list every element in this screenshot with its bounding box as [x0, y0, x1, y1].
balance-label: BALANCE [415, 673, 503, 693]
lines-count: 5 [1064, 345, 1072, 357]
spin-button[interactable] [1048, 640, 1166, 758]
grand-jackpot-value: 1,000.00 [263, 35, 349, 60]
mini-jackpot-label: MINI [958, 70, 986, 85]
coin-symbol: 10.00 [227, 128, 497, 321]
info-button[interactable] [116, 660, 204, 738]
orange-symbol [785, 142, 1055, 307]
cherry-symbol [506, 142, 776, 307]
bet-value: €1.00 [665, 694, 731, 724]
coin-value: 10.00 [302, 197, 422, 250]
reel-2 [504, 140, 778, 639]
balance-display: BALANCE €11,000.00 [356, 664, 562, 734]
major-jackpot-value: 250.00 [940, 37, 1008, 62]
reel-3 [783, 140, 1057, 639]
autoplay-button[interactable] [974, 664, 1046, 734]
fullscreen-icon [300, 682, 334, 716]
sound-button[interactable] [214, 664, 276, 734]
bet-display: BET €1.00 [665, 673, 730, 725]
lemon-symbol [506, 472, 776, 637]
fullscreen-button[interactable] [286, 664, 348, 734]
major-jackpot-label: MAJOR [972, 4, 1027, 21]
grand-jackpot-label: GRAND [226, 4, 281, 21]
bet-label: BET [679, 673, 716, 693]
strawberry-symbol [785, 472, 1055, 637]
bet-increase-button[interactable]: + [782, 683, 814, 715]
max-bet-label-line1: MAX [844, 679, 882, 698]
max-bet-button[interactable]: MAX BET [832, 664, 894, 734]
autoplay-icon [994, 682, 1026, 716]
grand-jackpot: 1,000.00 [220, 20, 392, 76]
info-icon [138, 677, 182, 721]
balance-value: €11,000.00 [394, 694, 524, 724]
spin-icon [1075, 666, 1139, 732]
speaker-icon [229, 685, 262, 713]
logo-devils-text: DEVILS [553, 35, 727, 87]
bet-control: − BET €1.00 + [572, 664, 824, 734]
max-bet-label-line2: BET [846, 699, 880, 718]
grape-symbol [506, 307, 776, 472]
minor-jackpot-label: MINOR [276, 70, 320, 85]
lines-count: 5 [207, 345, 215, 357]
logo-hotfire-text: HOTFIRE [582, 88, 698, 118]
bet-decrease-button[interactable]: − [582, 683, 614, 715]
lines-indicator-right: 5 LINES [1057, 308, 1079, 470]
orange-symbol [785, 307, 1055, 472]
☆ ☆ ☆ ☆ ☆ ☆ ☆
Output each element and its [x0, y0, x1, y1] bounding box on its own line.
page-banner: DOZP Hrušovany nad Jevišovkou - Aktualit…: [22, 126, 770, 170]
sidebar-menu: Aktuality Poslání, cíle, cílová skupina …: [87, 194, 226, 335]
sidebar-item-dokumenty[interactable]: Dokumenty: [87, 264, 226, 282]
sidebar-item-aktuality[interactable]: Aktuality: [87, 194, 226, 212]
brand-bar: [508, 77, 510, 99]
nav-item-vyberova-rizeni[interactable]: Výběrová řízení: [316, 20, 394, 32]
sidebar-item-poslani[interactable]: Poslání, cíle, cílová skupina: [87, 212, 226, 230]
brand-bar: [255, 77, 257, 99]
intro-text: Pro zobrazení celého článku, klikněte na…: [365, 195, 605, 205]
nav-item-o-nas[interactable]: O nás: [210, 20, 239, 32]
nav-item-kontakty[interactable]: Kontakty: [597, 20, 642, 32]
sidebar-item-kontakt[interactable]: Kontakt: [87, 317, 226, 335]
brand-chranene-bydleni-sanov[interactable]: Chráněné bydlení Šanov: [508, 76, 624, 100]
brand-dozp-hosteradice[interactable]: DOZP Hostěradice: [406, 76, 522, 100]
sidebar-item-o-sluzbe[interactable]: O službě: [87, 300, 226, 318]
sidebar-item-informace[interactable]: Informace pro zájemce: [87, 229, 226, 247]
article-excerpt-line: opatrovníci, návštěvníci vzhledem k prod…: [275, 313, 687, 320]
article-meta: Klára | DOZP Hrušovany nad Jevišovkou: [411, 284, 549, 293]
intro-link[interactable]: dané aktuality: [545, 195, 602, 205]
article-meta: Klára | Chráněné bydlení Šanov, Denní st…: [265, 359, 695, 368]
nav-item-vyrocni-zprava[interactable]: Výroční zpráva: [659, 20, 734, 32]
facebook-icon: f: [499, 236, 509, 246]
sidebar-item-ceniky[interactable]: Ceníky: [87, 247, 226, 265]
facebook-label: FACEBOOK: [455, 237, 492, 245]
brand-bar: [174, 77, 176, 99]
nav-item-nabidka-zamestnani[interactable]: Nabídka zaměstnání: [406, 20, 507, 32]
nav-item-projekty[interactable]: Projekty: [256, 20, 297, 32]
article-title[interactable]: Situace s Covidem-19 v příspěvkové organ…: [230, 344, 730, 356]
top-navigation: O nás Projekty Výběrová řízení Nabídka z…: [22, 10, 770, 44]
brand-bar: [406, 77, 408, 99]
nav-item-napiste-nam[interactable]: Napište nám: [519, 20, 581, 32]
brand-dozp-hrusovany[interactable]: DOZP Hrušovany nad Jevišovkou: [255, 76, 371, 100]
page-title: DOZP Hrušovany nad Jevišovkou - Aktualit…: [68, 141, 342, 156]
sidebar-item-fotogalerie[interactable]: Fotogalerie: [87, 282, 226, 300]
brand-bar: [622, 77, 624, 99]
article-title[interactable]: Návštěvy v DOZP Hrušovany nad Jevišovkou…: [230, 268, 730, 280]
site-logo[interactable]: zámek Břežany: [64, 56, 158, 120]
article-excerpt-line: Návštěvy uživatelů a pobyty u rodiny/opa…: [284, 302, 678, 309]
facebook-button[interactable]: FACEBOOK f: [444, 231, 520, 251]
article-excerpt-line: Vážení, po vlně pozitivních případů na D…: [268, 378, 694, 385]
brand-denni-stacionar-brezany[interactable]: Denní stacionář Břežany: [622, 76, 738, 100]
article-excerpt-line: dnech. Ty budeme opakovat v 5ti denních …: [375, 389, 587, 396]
☆ ☆ ☆ ☆ ☆ ☆ ☆
EXERCISE OBJECTIVE – Rewrite the material from the line with "Output each element" to the line with "article-excerpt-line: opatrovníci, návštěvníci", replacing "nav-item" with "menu-link" and leaving everything else unchanged.

OUTPUT OF THE TASK –
Output each element and its [x0, y0, x1, y1] bounding box on its own line.
page-banner: DOZP Hrušovany nad Jevišovkou - Aktualit…: [22, 126, 770, 170]
sidebar-menu: Aktuality Poslání, cíle, cílová skupina …: [87, 194, 226, 335]
sidebar-item-dokumenty[interactable]: Dokumenty: [87, 264, 226, 282]
sidebar-item-aktuality[interactable]: Aktuality: [87, 194, 226, 212]
brand-bar: [508, 77, 510, 99]
menu-link-vyberova-rizeni[interactable]: Výběrová řízení: [316, 20, 394, 32]
sidebar-item-poslani[interactable]: Poslání, cíle, cílová skupina: [87, 212, 226, 230]
brand-bar: [255, 77, 257, 99]
intro-text: Pro zobrazení celého článku, klikněte na…: [365, 195, 605, 205]
menu-link-o-nas[interactable]: O nás: [210, 20, 239, 32]
menu-link-kontakty[interactable]: Kontakty: [597, 20, 642, 32]
sidebar-item-kontakt[interactable]: Kontakt: [87, 317, 226, 335]
brand-chranene-bydleni-sanov[interactable]: Chráněné bydlení Šanov: [508, 76, 624, 100]
brand-dozp-hosteradice[interactable]: DOZP Hostěradice: [406, 76, 522, 100]
sidebar-item-o-sluzbe[interactable]: O službě: [87, 300, 226, 318]
sidebar-item-informace[interactable]: Informace pro zájemce: [87, 229, 226, 247]
article-excerpt-line: opatrovníci, návštěvníci vzhledem k prod…: [275, 313, 687, 320]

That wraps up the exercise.